**Travail à faire:**
Reprenez le texte sur le discours de Bachar al Assad et prolongez-le à la suite de sa dernière phrase.

**Extrait du document:**
--
Bachar Al Assad ignore le mécontentement populaire et tente de rassurer fidèles et alliés


Aurélien Pialou

Au cours de ce qui constitue l’événement médiatique du jour, le chef de l’Etat syrien Bachar al Assad s’est prononcé sur la manière dont il souhaitait conduire la Syrie pour lui permettre de surmonter la crise. Trois aspects de son dicours retiennent l’attention.

Nouveau discours, nouvelles promesses
(selon Ali Farzat)

Tout d’abord, la rhétorique. Dans le conflit en cours, il – le président… et ceux qui monopolisent avec lui les moyens de la violence qui s’exerce sur les masses – représente le peuple. Il ne fait que se défendre. Il est attaqué en raison de ses positions, ô combien courageuses, sur la Palestine, qui ne l’ont pas dissuadé, rappelons-le, d’attaquer récemment le camp de Yarmuk et de massacrer les Palestiniens qui y résident. Bref, le diptyque, « je suis la nation » et « la nation syrienne représente le monde arabe légitime », reste plus que jamais d’actualité dans la pensée présidentielle.

Ensuite, le programme. Il est clair. Un pardon circonstancié en fonction de critères obscurs, un dialogue national et un nouveau gouvernement. Précisons bien les termes. Le nouveau gouvernement demeurera sous la conduite du chef de l’Etat. Le dialogue national sera conduit et le pardon prononcé par les services compétents, les moukhabarat.

Enfin, le décorum. Des foules fanatisées qui ne crient pas pour défendre la Syrie, mais pour clamer leur amour de Bachar al Assad. Elles considèrent, mais sous une autre forme qu’en avril 2011, que leur « leader maximo » dispose de toutes les qualités requises pour accéder au titre et à la fonction de « président de l’univers ». Dans les rituels staliniens, il est indispensable de disposer d’une foule galvanisée, prête à s’enflammer quel que soit le discours. On est ici face au même cas de figure. En cela, il faut saluer la constance du président. Son discours d’avril 2011 et celui de janvier 2013 exploitent les mêmes arguments, les mêmes logiques, les mêmes visions, les mêmes méthodes. Le message est clair !

« Ophtalmo, guéris-toi toi-même »
(par Ali Farzat)

Pendant ce temps, la réalité devient chaque jour plus dramatique pour les Syriens, trop souvent occultée par la succession des événements. Elle offre deux faces, radicalement antagonistes.
--
**Données enregistrées:**

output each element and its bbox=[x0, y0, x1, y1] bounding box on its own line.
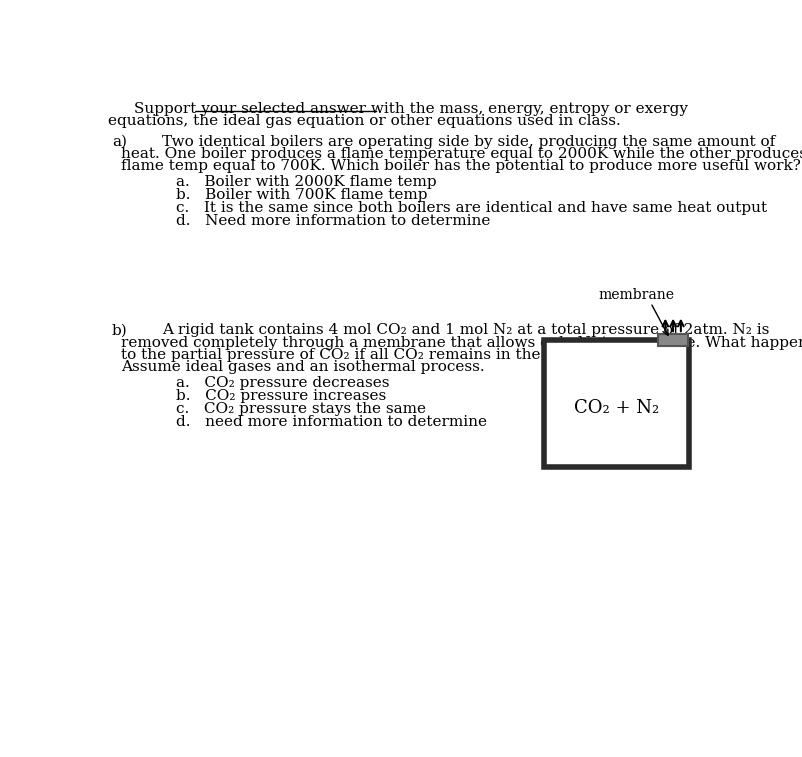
--
**Réponse proposée:**
D’un côté, le message du président et de son régime. Il s’écrit en lettre de sang. Le nombre de morts, objet d’un débat indécent depuis quelque jours, est brutalement passé de 47 à 60 000 morts durant la semaine écoulée. Ce « rattrapage » révèle la difficulté de ceux qui assitent au drame en simples spectateurs à percevoir l’ampleur du carnage. Alors qu’à l’intérieur, tout le monde s’entend pour parler de plus de 100.000 morts, voire peut-être 150.000, reconnaître une telle réalité reviendrait, pour les instances internationales, à reconnaître la faillite de leur approche. Que dire alors d’autres réalités de cette politique défendue et martelée par le président en personne ?  Que dire du million de Syriens et Syriennes torturés, dont quelques uns ne sont sortis des geôles du régime que pour décéder dans les jours suivants, et dont les autres ne se remettront sans doute jamais de cette épreuve, durablement brisés dans leur chair et leur être ? Que dire des quatre millions de Syriens jetés sur les routes par la destruction de leur demeure, grâce au zèle d’une armée qui brûle le pays pour sauver un seul homme, son « dieu », Bachar al Assad ? Faudra-t-il être en mesure de dénombrer les yeux arrachés dans les geôles syriennes par les sbires assadiens, pour comprendre notre aveuglement ? Le message est pourtant clair !

De l’autre côté, le manque de recul dissimule quelques traits qui ne manquent pourtant pas de force. Bien qu’affecté et meurtri, le peuple syrien reste uni dans l’épreuve. Il n’est pas une famille qui ne compte pas de martyrs, morts pour que vive un président dont l’unique souci est de se maintenir. Mais ces mêmes familles, dans leur majorité, participent à l’entraide quotidienne. Dans le chaos syrien, déclenché, maintenu et accru par la seule volonté d’un chef à mille lieues de la réalité, les Syriens font preuve d’un courage sans nom pour s’aider les uns les autres. Aujourd’hui, le lien social qui fait que la Syrie demeure un pays – et qu’elle le demeurera – tient à la solidarité quotidienne entre ses habitants, qui pour loger un proche déplacé, qui pour fournir une couverture, qui pour conduire un blessé vers un espace de soin, qui pour le soigner, qui pour fournir un panier de nourriture… Et ce sont ces Syriens anonymes, grâce à qui la Syrie reste unie après deux ans bientôt de massacres et de tortures, qui sont qualifiés, par la loi de juillet 2012, de « terroristes » !

« Même pas peur… »
(selon Ali farzat)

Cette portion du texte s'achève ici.